(Part of a data file)

>>>>

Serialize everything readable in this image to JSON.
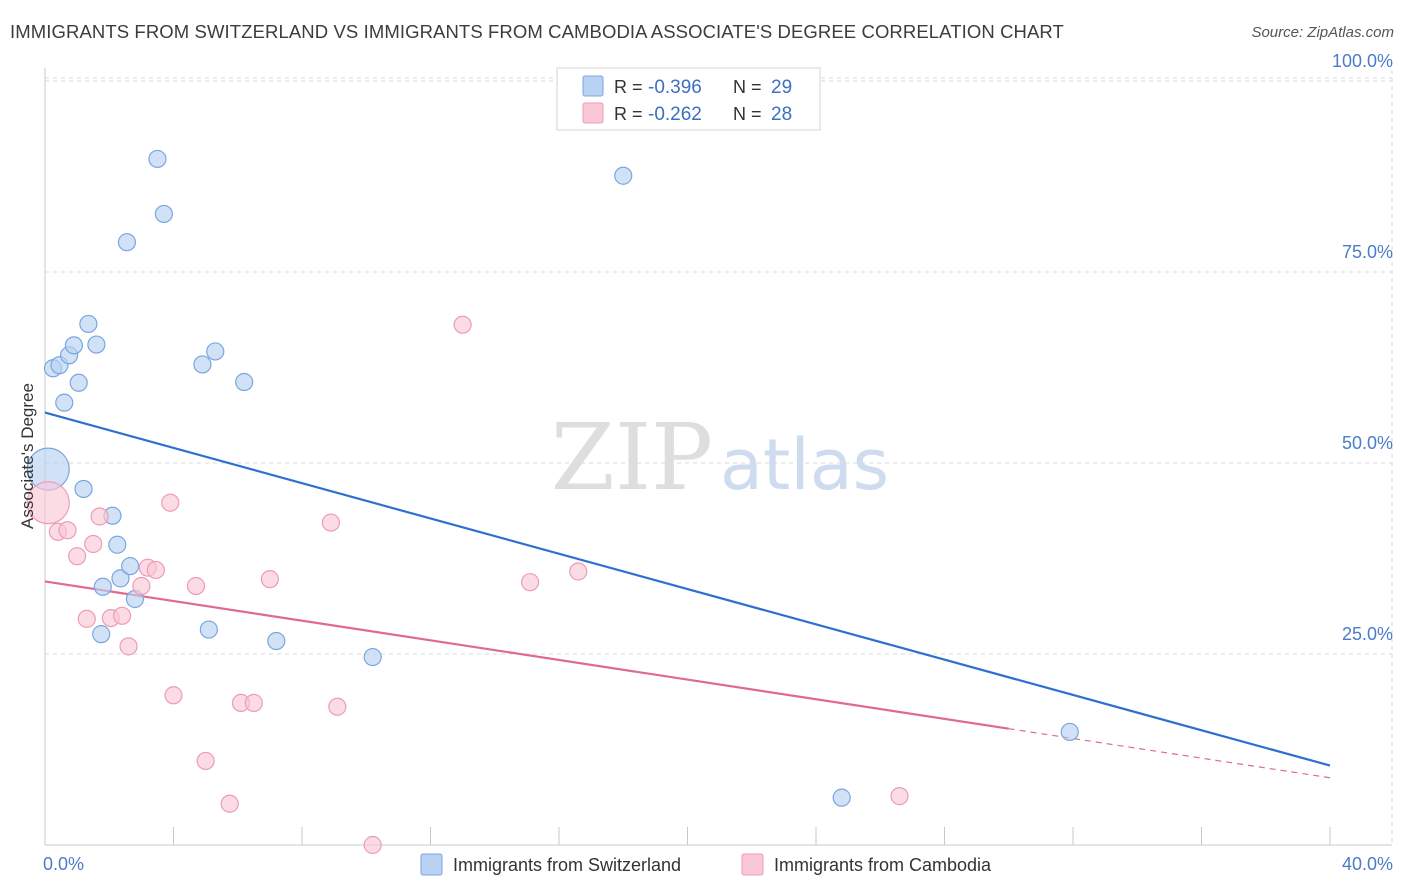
{
  "title": "IMMIGRANTS FROM SWITZERLAND VS IMMIGRANTS FROM CAMBODIA ASSOCIATE'S DEGREE CORRELATION CHART",
  "source": "Source: ZipAtlas.com",
  "watermark": {
    "zip": "ZIP",
    "atlas": "atlas"
  },
  "colors": {
    "switzerland_fill": "#b9d2f2",
    "switzerland_stroke": "#7aa6e0",
    "switzerland_line": "#2f6fcf",
    "cambodia_fill": "#f9c7d6",
    "cambodia_stroke": "#ee9cb6",
    "cambodia_line": "#e06894",
    "grid": "#d8d8d8",
    "tick_label": "#4a7cc9"
  },
  "legend_top": {
    "r_label": "R =",
    "n_label": "N =",
    "rows": [
      {
        "r": "-0.396",
        "n": "29"
      },
      {
        "r": "-0.262",
        "n": "28"
      }
    ]
  },
  "chart_data": {
    "type": "scatter",
    "xlabel": "",
    "ylabel": "Associate's Degree",
    "xlim": [
      0,
      40
    ],
    "ylim": [
      0,
      100
    ],
    "x_tick_labels": [
      "0.0%",
      "40.0%"
    ],
    "y_ticks": [
      25,
      50,
      75,
      100
    ],
    "y_tick_labels": [
      "25.0%",
      "50.0%",
      "75.0%",
      "100.0%"
    ],
    "series": [
      {
        "name": "Immigrants from Switzerland",
        "r": -0.396,
        "n": 29,
        "trend": {
          "x0": 0,
          "y0": 56.6,
          "x1": 40,
          "y1": 10.4,
          "solid_to": 40
        },
        "points": [
          {
            "x": 0.1,
            "y": 49.2,
            "big": true
          },
          {
            "x": 0.25,
            "y": 62.4
          },
          {
            "x": 0.45,
            "y": 62.8
          },
          {
            "x": 0.6,
            "y": 57.9
          },
          {
            "x": 0.75,
            "y": 64.1
          },
          {
            "x": 0.9,
            "y": 65.4
          },
          {
            "x": 1.05,
            "y": 60.5
          },
          {
            "x": 1.2,
            "y": 46.6
          },
          {
            "x": 1.35,
            "y": 68.2
          },
          {
            "x": 1.6,
            "y": 65.5
          },
          {
            "x": 1.75,
            "y": 27.6
          },
          {
            "x": 1.8,
            "y": 33.8
          },
          {
            "x": 2.1,
            "y": 43.1
          },
          {
            "x": 2.25,
            "y": 39.3
          },
          {
            "x": 2.35,
            "y": 34.9
          },
          {
            "x": 2.55,
            "y": 78.9
          },
          {
            "x": 2.65,
            "y": 36.5
          },
          {
            "x": 2.8,
            "y": 32.2
          },
          {
            "x": 3.5,
            "y": 89.8
          },
          {
            "x": 3.7,
            "y": 82.6
          },
          {
            "x": 4.9,
            "y": 62.9
          },
          {
            "x": 5.1,
            "y": 28.2
          },
          {
            "x": 5.3,
            "y": 64.6
          },
          {
            "x": 6.2,
            "y": 60.6
          },
          {
            "x": 7.2,
            "y": 26.7
          },
          {
            "x": 10.2,
            "y": 24.6
          },
          {
            "x": 18.0,
            "y": 87.6
          },
          {
            "x": 24.8,
            "y": 6.2
          },
          {
            "x": 31.9,
            "y": 14.8
          }
        ]
      },
      {
        "name": "Immigrants from Cambodia",
        "r": -0.262,
        "n": 28,
        "trend": {
          "x0": 0,
          "y0": 34.5,
          "x1": 40,
          "y1": 8.8,
          "solid_to": 30
        },
        "points": [
          {
            "x": 0.1,
            "y": 44.8,
            "big": true
          },
          {
            "x": 0.4,
            "y": 41.0
          },
          {
            "x": 0.7,
            "y": 41.2
          },
          {
            "x": 1.0,
            "y": 37.8
          },
          {
            "x": 1.3,
            "y": 29.6
          },
          {
            "x": 1.5,
            "y": 39.4
          },
          {
            "x": 1.7,
            "y": 43.0
          },
          {
            "x": 2.05,
            "y": 29.7
          },
          {
            "x": 2.4,
            "y": 30.0
          },
          {
            "x": 2.6,
            "y": 26.0
          },
          {
            "x": 3.0,
            "y": 33.9
          },
          {
            "x": 3.2,
            "y": 36.3
          },
          {
            "x": 3.45,
            "y": 36.0
          },
          {
            "x": 3.9,
            "y": 44.8
          },
          {
            "x": 4.0,
            "y": 19.6
          },
          {
            "x": 4.7,
            "y": 33.9
          },
          {
            "x": 5.0,
            "y": 11.0
          },
          {
            "x": 5.75,
            "y": 5.4
          },
          {
            "x": 6.1,
            "y": 18.6
          },
          {
            "x": 6.5,
            "y": 18.6
          },
          {
            "x": 7.0,
            "y": 34.8
          },
          {
            "x": 8.9,
            "y": 42.2
          },
          {
            "x": 9.1,
            "y": 18.1
          },
          {
            "x": 10.2,
            "y": 0.0
          },
          {
            "x": 13.0,
            "y": 68.1
          },
          {
            "x": 15.1,
            "y": 34.4
          },
          {
            "x": 16.6,
            "y": 35.8
          },
          {
            "x": 26.6,
            "y": 6.4
          }
        ]
      }
    ],
    "legend": [
      "Immigrants from Switzerland",
      "Immigrants from Cambodia"
    ],
    "legend_position": "bottom-center"
  }
}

<<<<

TASK BRIEF
Word for word, quote the full listing, omitting every picture.

TASK SOLUTION
Serialize everything readable in this image to JSON.
{
  "title": "IMMIGRANTS FROM SWITZERLAND VS IMMIGRANTS FROM CAMBODIA ASSOCIATE'S DEGREE CORRELATION CHART",
  "source": "Source: ZipAtlas.com",
  "watermark": {
    "zip": "ZIP",
    "atlas": "atlas"
  },
  "colors": {
    "switzerland_fill": "#b9d2f2",
    "switzerland_stroke": "#7aa6e0",
    "switzerland_line": "#2f6fcf",
    "cambodia_fill": "#f9c7d6",
    "cambodia_stroke": "#ee9cb6",
    "cambodia_line": "#e06894",
    "grid": "#d8d8d8",
    "tick_label": "#4a7cc9"
  },
  "legend_top": {
    "r_label": "R =",
    "n_label": "N =",
    "rows": [
      {
        "r": "-0.396",
        "n": "29"
      },
      {
        "r": "-0.262",
        "n": "28"
      }
    ]
  },
  "chart_data": {
    "type": "scatter",
    "xlabel": "",
    "ylabel": "Associate's Degree",
    "xlim": [
      0,
      40
    ],
    "ylim": [
      0,
      100
    ],
    "x_tick_labels": [
      "0.0%",
      "40.0%"
    ],
    "y_ticks": [
      25,
      50,
      75,
      100
    ],
    "y_tick_labels": [
      "25.0%",
      "50.0%",
      "75.0%",
      "100.0%"
    ],
    "series": [
      {
        "name": "Immigrants from Switzerland",
        "r": -0.396,
        "n": 29,
        "trend": {
          "x0": 0,
          "y0": 56.6,
          "x1": 40,
          "y1": 10.4,
          "solid_to": 40
        },
        "points": [
          {
            "x": 0.1,
            "y": 49.2,
            "big": true
          },
          {
            "x": 0.25,
            "y": 62.4
          },
          {
            "x": 0.45,
            "y": 62.8
          },
          {
            "x": 0.6,
            "y": 57.9
          },
          {
            "x": 0.75,
            "y": 64.1
          },
          {
            "x": 0.9,
            "y": 65.4
          },
          {
            "x": 1.05,
            "y": 60.5
          },
          {
            "x": 1.2,
            "y": 46.6
          },
          {
            "x": 1.35,
            "y": 68.2
          },
          {
            "x": 1.6,
            "y": 65.5
          },
          {
            "x": 1.75,
            "y": 27.6
          },
          {
            "x": 1.8,
            "y": 33.8
          },
          {
            "x": 2.1,
            "y": 43.1
          },
          {
            "x": 2.25,
            "y": 39.3
          },
          {
            "x": 2.35,
            "y": 34.9
          },
          {
            "x": 2.55,
            "y": 78.9
          },
          {
            "x": 2.65,
            "y": 36.5
          },
          {
            "x": 2.8,
            "y": 32.2
          },
          {
            "x": 3.5,
            "y": 89.8
          },
          {
            "x": 3.7,
            "y": 82.6
          },
          {
            "x": 4.9,
            "y": 62.9
          },
          {
            "x": 5.1,
            "y": 28.2
          },
          {
            "x": 5.3,
            "y": 64.6
          },
          {
            "x": 6.2,
            "y": 60.6
          },
          {
            "x": 7.2,
            "y": 26.7
          },
          {
            "x": 10.2,
            "y": 24.6
          },
          {
            "x": 18.0,
            "y": 87.6
          },
          {
            "x": 24.8,
            "y": 6.2
          },
          {
            "x": 31.9,
            "y": 14.8
          }
        ]
      },
      {
        "name": "Immigrants from Cambodia",
        "r": -0.262,
        "n": 28,
        "trend": {
          "x0": 0,
          "y0": 34.5,
          "x1": 40,
          "y1": 8.8,
          "solid_to": 30
        },
        "points": [
          {
            "x": 0.1,
            "y": 44.8,
            "big": true
          },
          {
            "x": 0.4,
            "y": 41.0
          },
          {
            "x": 0.7,
            "y": 41.2
          },
          {
            "x": 1.0,
            "y": 37.8
          },
          {
            "x": 1.3,
            "y": 29.6
          },
          {
            "x": 1.5,
            "y": 39.4
          },
          {
            "x": 1.7,
            "y": 43.0
          },
          {
            "x": 2.05,
            "y": 29.7
          },
          {
            "x": 2.4,
            "y": 30.0
          },
          {
            "x": 2.6,
            "y": 26.0
          },
          {
            "x": 3.0,
            "y": 33.9
          },
          {
            "x": 3.2,
            "y": 36.3
          },
          {
            "x": 3.45,
            "y": 36.0
          },
          {
            "x": 3.9,
            "y": 44.8
          },
          {
            "x": 4.0,
            "y": 19.6
          },
          {
            "x": 4.7,
            "y": 33.9
          },
          {
            "x": 5.0,
            "y": 11.0
          },
          {
            "x": 5.75,
            "y": 5.4
          },
          {
            "x": 6.1,
            "y": 18.6
          },
          {
            "x": 6.5,
            "y": 18.6
          },
          {
            "x": 7.0,
            "y": 34.8
          },
          {
            "x": 8.9,
            "y": 42.2
          },
          {
            "x": 9.1,
            "y": 18.1
          },
          {
            "x": 10.2,
            "y": 0.0
          },
          {
            "x": 13.0,
            "y": 68.1
          },
          {
            "x": 15.1,
            "y": 34.4
          },
          {
            "x": 16.6,
            "y": 35.8
          },
          {
            "x": 26.6,
            "y": 6.4
          }
        ]
      }
    ],
    "legend": [
      "Immigrants from Switzerland",
      "Immigrants from Cambodia"
    ],
    "legend_position": "bottom-center"
  }
}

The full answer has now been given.